◆ STATED PROBLEM ◆
Out of all the lines below, count those with the word "COPSE". Give the number only.

►

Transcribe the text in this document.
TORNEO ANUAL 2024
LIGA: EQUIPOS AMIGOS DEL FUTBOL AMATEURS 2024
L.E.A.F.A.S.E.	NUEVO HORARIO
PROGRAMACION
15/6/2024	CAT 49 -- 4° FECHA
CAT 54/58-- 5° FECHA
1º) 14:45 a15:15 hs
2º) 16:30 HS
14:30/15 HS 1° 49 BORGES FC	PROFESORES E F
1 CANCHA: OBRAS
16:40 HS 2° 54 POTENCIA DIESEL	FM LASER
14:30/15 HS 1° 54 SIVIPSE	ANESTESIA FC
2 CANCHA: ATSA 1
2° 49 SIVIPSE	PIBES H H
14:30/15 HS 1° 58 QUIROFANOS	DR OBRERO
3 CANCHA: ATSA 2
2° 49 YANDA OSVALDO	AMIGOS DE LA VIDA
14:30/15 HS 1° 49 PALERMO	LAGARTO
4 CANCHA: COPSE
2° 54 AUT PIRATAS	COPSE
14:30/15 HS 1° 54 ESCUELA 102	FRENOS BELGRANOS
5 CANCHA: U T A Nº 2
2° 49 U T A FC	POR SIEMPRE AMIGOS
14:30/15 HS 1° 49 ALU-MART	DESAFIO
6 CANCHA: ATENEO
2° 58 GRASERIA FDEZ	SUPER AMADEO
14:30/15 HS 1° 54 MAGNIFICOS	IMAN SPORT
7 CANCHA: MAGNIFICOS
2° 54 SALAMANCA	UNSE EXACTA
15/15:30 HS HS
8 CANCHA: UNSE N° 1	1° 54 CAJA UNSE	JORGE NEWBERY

◄

◆ OUTPUT OF THE TASK ◆
2